> **GOAL OF THE EXERCISE**: Search the material for "testis" and show all lines that contain it.

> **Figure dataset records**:
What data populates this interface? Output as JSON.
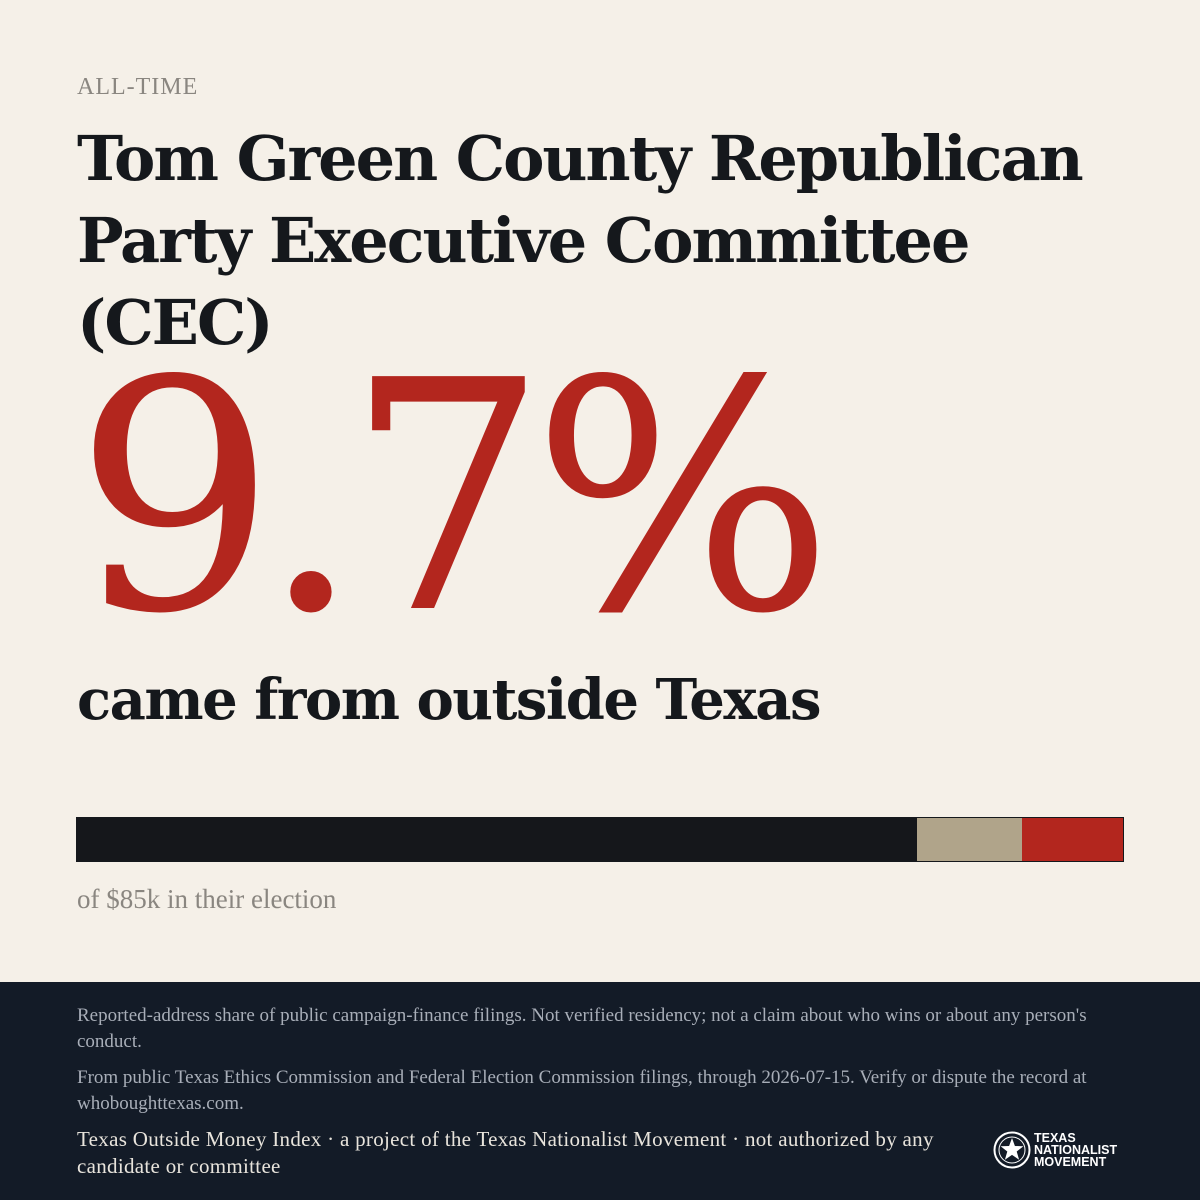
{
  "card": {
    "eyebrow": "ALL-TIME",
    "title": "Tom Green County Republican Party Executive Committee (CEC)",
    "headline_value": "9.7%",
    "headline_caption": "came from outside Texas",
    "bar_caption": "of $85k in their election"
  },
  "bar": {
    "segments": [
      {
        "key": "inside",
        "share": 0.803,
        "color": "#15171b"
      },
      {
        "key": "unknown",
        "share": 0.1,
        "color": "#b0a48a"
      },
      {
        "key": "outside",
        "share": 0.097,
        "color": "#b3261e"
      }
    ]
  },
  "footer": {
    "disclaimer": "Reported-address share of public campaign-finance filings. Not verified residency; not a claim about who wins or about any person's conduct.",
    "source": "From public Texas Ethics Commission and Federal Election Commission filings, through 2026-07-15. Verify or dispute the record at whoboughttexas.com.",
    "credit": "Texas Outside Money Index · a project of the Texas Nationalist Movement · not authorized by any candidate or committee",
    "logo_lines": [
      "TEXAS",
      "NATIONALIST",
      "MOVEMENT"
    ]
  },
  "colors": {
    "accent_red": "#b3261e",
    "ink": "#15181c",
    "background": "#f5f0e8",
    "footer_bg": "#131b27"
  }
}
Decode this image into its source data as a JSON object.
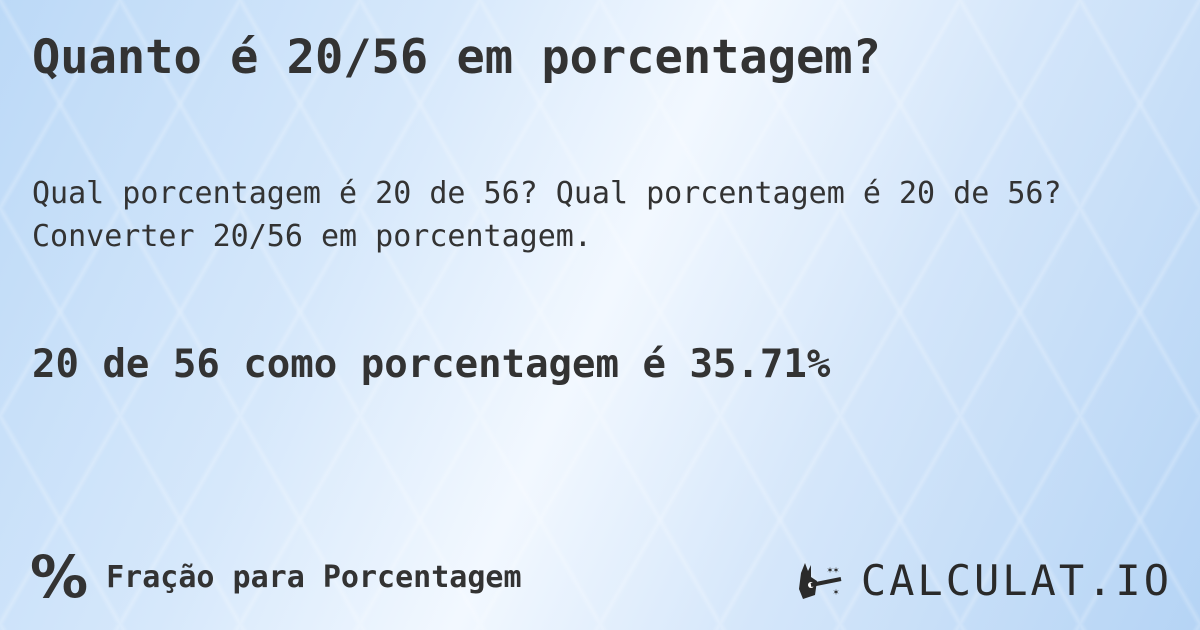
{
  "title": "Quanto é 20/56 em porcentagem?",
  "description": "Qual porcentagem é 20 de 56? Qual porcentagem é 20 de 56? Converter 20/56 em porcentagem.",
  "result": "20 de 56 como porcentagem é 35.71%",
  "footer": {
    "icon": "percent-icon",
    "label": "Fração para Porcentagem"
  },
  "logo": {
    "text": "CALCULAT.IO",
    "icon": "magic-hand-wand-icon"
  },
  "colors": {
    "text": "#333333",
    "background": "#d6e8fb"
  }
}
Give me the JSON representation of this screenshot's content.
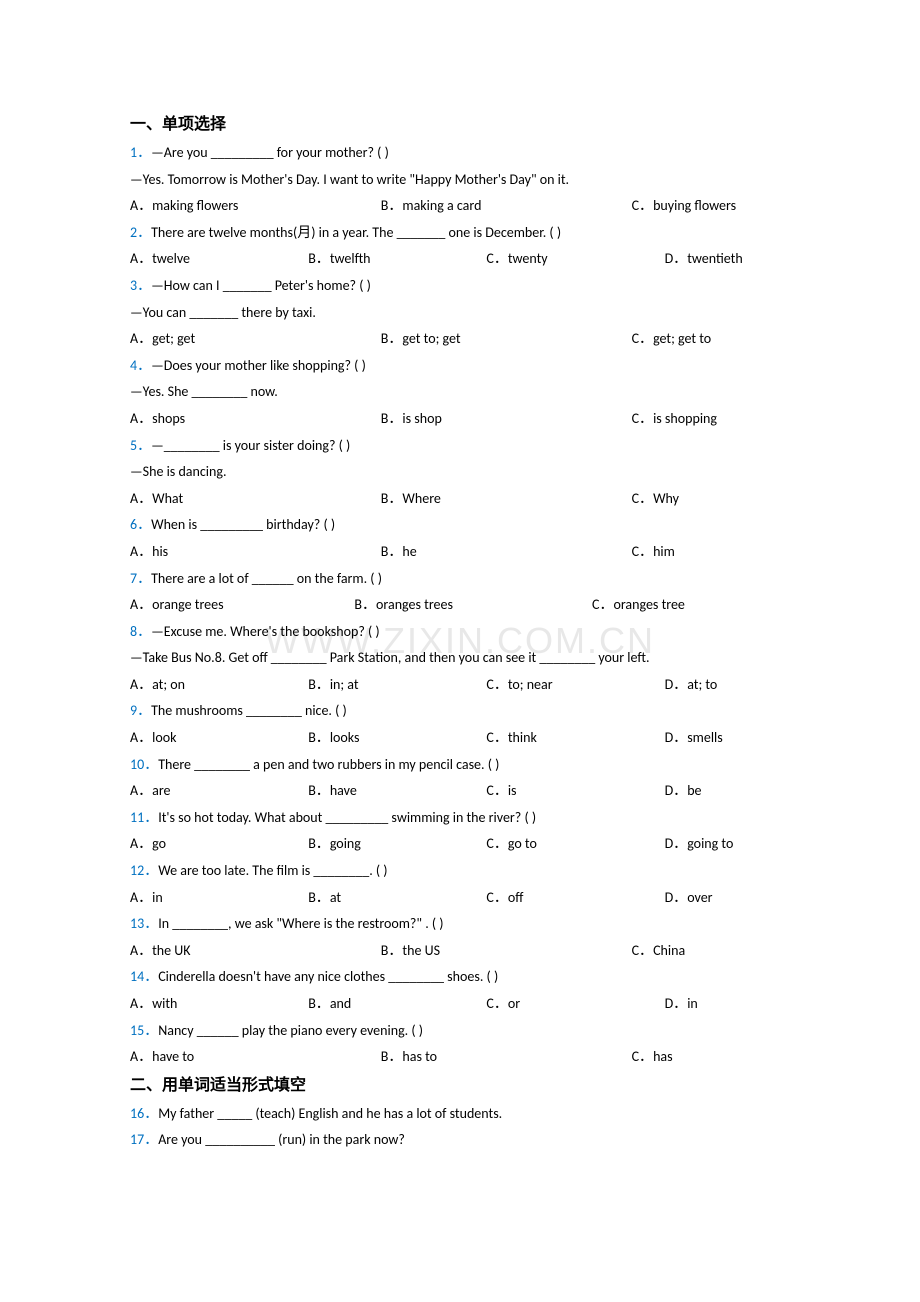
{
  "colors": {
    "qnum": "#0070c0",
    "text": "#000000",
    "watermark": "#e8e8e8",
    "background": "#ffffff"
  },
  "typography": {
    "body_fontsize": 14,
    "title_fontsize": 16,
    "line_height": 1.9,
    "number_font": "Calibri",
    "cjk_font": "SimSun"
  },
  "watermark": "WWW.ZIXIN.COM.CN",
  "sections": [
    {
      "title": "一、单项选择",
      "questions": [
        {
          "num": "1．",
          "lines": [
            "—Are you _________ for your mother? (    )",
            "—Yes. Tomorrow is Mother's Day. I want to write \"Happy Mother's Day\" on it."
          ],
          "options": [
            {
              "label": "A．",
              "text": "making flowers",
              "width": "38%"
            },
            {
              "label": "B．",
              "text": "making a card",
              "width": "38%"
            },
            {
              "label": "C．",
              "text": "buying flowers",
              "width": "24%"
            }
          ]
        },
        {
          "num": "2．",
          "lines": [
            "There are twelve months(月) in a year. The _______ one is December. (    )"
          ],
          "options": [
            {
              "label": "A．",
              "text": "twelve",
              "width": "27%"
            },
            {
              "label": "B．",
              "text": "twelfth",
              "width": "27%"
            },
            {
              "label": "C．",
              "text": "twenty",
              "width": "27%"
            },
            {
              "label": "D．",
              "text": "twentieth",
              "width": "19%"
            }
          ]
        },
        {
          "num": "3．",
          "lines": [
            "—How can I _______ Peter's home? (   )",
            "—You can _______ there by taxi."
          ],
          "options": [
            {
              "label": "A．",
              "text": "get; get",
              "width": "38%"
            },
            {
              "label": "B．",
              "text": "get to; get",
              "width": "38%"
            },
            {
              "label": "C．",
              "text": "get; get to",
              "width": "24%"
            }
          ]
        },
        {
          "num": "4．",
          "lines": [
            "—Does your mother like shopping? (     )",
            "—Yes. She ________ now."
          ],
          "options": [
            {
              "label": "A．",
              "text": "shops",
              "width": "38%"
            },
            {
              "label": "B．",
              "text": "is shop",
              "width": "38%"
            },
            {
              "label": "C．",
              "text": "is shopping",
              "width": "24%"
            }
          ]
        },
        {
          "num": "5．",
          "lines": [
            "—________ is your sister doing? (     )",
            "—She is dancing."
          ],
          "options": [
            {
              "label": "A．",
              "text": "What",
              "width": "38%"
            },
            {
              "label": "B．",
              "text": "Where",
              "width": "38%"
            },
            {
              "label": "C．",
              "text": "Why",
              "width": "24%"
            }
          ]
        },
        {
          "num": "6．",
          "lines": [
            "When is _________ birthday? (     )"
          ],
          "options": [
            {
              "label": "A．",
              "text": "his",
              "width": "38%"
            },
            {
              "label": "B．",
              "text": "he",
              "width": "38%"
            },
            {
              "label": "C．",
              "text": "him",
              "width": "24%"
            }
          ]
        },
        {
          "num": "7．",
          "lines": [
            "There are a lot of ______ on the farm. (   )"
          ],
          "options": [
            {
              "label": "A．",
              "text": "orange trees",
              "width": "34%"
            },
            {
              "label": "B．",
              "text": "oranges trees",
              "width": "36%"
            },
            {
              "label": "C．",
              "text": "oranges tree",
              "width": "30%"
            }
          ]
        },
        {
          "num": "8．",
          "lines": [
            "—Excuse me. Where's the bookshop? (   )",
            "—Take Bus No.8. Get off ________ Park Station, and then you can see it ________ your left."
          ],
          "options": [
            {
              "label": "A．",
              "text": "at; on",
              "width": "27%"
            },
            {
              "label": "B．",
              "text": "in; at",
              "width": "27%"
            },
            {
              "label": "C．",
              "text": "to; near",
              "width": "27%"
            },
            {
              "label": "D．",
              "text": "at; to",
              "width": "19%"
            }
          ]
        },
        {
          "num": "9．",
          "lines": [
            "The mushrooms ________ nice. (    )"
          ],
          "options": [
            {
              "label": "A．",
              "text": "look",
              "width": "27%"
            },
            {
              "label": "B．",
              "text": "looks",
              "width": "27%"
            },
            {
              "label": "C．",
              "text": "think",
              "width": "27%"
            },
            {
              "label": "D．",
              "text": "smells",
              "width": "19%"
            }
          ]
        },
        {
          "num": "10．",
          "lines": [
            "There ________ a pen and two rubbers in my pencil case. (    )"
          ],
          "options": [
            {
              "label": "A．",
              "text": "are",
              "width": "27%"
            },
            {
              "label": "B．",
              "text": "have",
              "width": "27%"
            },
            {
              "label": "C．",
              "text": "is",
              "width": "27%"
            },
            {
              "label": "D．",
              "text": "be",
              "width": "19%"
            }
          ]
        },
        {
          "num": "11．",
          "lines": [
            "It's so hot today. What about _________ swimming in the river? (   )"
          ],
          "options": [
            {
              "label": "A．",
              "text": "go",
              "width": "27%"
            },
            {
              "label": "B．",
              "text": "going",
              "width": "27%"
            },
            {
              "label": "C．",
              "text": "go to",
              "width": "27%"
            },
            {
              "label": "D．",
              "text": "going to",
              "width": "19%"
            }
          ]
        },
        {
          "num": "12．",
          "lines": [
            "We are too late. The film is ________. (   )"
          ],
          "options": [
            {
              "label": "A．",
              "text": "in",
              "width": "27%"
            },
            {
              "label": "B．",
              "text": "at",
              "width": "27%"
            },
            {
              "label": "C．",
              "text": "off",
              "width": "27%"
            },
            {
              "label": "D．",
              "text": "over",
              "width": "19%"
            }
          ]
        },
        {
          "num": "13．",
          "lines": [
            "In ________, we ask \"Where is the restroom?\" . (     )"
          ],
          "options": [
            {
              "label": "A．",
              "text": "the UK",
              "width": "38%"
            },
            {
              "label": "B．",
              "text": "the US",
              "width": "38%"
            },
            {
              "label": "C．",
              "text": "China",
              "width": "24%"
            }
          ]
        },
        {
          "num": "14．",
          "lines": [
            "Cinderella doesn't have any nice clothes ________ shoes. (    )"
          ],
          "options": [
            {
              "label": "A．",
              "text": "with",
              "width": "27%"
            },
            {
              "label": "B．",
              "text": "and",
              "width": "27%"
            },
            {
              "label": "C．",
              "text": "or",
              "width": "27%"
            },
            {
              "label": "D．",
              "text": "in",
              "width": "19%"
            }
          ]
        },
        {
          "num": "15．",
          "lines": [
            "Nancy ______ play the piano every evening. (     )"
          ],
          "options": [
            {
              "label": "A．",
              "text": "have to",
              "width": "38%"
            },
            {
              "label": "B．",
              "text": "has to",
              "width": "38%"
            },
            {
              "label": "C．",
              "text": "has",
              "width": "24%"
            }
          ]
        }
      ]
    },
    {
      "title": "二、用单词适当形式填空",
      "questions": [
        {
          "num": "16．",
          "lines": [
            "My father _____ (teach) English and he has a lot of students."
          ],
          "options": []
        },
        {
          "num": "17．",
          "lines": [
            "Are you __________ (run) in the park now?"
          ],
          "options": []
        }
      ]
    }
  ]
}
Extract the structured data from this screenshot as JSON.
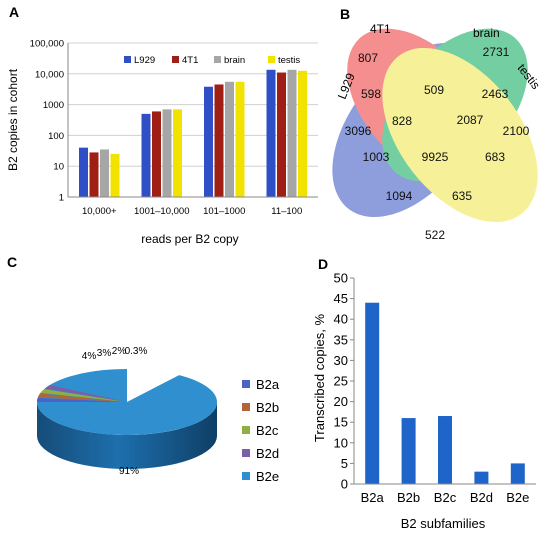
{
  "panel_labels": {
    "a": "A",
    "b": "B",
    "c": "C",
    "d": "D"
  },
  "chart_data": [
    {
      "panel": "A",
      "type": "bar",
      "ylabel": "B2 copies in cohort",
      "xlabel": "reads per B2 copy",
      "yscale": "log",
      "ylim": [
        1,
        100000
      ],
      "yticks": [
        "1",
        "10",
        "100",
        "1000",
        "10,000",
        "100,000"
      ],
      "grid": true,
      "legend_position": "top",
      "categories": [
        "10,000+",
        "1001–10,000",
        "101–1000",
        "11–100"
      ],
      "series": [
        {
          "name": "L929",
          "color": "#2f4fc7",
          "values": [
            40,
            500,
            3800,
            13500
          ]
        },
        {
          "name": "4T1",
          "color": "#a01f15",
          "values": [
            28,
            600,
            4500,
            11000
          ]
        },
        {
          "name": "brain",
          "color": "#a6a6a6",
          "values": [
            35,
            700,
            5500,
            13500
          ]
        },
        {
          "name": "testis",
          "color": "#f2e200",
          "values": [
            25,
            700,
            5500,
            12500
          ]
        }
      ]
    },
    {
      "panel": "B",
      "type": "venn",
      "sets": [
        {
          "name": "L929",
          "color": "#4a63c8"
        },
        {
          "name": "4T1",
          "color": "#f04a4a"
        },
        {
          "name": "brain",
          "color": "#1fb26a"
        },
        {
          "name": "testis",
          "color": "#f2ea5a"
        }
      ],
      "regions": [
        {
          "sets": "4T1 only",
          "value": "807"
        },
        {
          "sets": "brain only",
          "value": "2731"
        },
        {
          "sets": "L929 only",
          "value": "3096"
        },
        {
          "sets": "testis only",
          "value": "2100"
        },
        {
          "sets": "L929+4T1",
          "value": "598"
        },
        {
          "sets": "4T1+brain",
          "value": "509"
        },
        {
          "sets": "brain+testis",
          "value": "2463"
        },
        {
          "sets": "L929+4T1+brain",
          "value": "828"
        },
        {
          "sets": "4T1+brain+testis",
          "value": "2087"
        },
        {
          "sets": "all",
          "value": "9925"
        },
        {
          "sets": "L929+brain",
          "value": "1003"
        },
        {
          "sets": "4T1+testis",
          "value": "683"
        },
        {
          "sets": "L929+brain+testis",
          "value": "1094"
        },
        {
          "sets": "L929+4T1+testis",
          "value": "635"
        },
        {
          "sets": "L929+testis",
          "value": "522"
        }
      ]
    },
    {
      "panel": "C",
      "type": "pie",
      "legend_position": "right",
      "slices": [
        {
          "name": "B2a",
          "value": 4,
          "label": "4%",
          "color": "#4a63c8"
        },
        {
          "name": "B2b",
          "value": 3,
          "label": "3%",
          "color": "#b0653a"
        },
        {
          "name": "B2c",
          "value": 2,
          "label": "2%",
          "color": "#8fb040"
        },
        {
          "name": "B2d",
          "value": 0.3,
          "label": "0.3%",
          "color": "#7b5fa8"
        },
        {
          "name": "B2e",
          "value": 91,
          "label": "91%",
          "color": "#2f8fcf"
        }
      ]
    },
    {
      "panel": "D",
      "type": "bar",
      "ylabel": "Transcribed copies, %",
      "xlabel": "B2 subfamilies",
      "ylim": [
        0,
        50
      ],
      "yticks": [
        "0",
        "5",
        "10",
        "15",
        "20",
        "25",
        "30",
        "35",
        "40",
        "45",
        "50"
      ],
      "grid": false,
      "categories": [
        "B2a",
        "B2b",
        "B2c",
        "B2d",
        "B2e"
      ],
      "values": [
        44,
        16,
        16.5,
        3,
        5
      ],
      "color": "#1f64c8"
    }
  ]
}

> **ANSWER BELOW**:
          "name": "testis",
          "name": "testis",
          "sets": "testis only",
          "sets": "brain+testis",
          "sets": "4T1+brain+testis",
          "sets": "4T1+testis",
          "sets": "L929+brain+testis",
          "sets": "L929+4T1+testis",
          "sets": "L929+testis",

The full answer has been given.